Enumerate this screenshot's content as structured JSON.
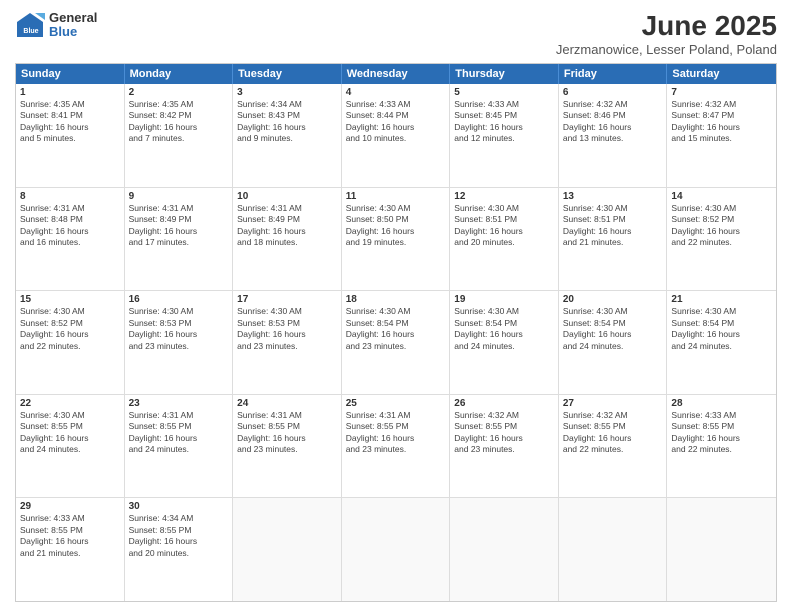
{
  "header": {
    "logo": {
      "general": "General",
      "blue": "Blue"
    },
    "title": "June 2025",
    "subtitle": "Jerzmanowice, Lesser Poland, Poland"
  },
  "days_of_week": [
    "Sunday",
    "Monday",
    "Tuesday",
    "Wednesday",
    "Thursday",
    "Friday",
    "Saturday"
  ],
  "weeks": [
    [
      {
        "day": "1",
        "info": "Sunrise: 4:35 AM\nSunset: 8:41 PM\nDaylight: 16 hours\nand 5 minutes."
      },
      {
        "day": "2",
        "info": "Sunrise: 4:35 AM\nSunset: 8:42 PM\nDaylight: 16 hours\nand 7 minutes."
      },
      {
        "day": "3",
        "info": "Sunrise: 4:34 AM\nSunset: 8:43 PM\nDaylight: 16 hours\nand 9 minutes."
      },
      {
        "day": "4",
        "info": "Sunrise: 4:33 AM\nSunset: 8:44 PM\nDaylight: 16 hours\nand 10 minutes."
      },
      {
        "day": "5",
        "info": "Sunrise: 4:33 AM\nSunset: 8:45 PM\nDaylight: 16 hours\nand 12 minutes."
      },
      {
        "day": "6",
        "info": "Sunrise: 4:32 AM\nSunset: 8:46 PM\nDaylight: 16 hours\nand 13 minutes."
      },
      {
        "day": "7",
        "info": "Sunrise: 4:32 AM\nSunset: 8:47 PM\nDaylight: 16 hours\nand 15 minutes."
      }
    ],
    [
      {
        "day": "8",
        "info": "Sunrise: 4:31 AM\nSunset: 8:48 PM\nDaylight: 16 hours\nand 16 minutes."
      },
      {
        "day": "9",
        "info": "Sunrise: 4:31 AM\nSunset: 8:49 PM\nDaylight: 16 hours\nand 17 minutes."
      },
      {
        "day": "10",
        "info": "Sunrise: 4:31 AM\nSunset: 8:49 PM\nDaylight: 16 hours\nand 18 minutes."
      },
      {
        "day": "11",
        "info": "Sunrise: 4:30 AM\nSunset: 8:50 PM\nDaylight: 16 hours\nand 19 minutes."
      },
      {
        "day": "12",
        "info": "Sunrise: 4:30 AM\nSunset: 8:51 PM\nDaylight: 16 hours\nand 20 minutes."
      },
      {
        "day": "13",
        "info": "Sunrise: 4:30 AM\nSunset: 8:51 PM\nDaylight: 16 hours\nand 21 minutes."
      },
      {
        "day": "14",
        "info": "Sunrise: 4:30 AM\nSunset: 8:52 PM\nDaylight: 16 hours\nand 22 minutes."
      }
    ],
    [
      {
        "day": "15",
        "info": "Sunrise: 4:30 AM\nSunset: 8:52 PM\nDaylight: 16 hours\nand 22 minutes."
      },
      {
        "day": "16",
        "info": "Sunrise: 4:30 AM\nSunset: 8:53 PM\nDaylight: 16 hours\nand 23 minutes."
      },
      {
        "day": "17",
        "info": "Sunrise: 4:30 AM\nSunset: 8:53 PM\nDaylight: 16 hours\nand 23 minutes."
      },
      {
        "day": "18",
        "info": "Sunrise: 4:30 AM\nSunset: 8:54 PM\nDaylight: 16 hours\nand 23 minutes."
      },
      {
        "day": "19",
        "info": "Sunrise: 4:30 AM\nSunset: 8:54 PM\nDaylight: 16 hours\nand 24 minutes."
      },
      {
        "day": "20",
        "info": "Sunrise: 4:30 AM\nSunset: 8:54 PM\nDaylight: 16 hours\nand 24 minutes."
      },
      {
        "day": "21",
        "info": "Sunrise: 4:30 AM\nSunset: 8:54 PM\nDaylight: 16 hours\nand 24 minutes."
      }
    ],
    [
      {
        "day": "22",
        "info": "Sunrise: 4:30 AM\nSunset: 8:55 PM\nDaylight: 16 hours\nand 24 minutes."
      },
      {
        "day": "23",
        "info": "Sunrise: 4:31 AM\nSunset: 8:55 PM\nDaylight: 16 hours\nand 24 minutes."
      },
      {
        "day": "24",
        "info": "Sunrise: 4:31 AM\nSunset: 8:55 PM\nDaylight: 16 hours\nand 23 minutes."
      },
      {
        "day": "25",
        "info": "Sunrise: 4:31 AM\nSunset: 8:55 PM\nDaylight: 16 hours\nand 23 minutes."
      },
      {
        "day": "26",
        "info": "Sunrise: 4:32 AM\nSunset: 8:55 PM\nDaylight: 16 hours\nand 23 minutes."
      },
      {
        "day": "27",
        "info": "Sunrise: 4:32 AM\nSunset: 8:55 PM\nDaylight: 16 hours\nand 22 minutes."
      },
      {
        "day": "28",
        "info": "Sunrise: 4:33 AM\nSunset: 8:55 PM\nDaylight: 16 hours\nand 22 minutes."
      }
    ],
    [
      {
        "day": "29",
        "info": "Sunrise: 4:33 AM\nSunset: 8:55 PM\nDaylight: 16 hours\nand 21 minutes."
      },
      {
        "day": "30",
        "info": "Sunrise: 4:34 AM\nSunset: 8:55 PM\nDaylight: 16 hours\nand 20 minutes."
      },
      {
        "day": "",
        "info": ""
      },
      {
        "day": "",
        "info": ""
      },
      {
        "day": "",
        "info": ""
      },
      {
        "day": "",
        "info": ""
      },
      {
        "day": "",
        "info": ""
      }
    ]
  ]
}
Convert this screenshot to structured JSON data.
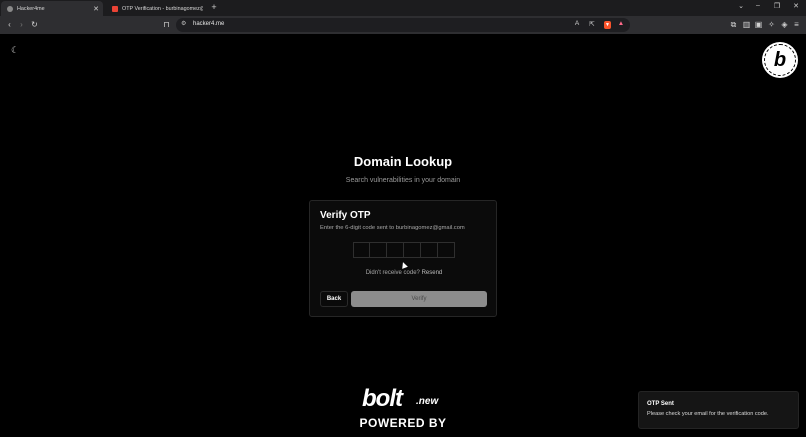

+ + +

## PROBLEM TO WORK ON:
Extract every line of the records above that contains the word "this".

## SOLUTION TO THE EXERCISE:
Enumerate this screenshot's content as structured JSON.
Convert this screenshot to structured JSON data.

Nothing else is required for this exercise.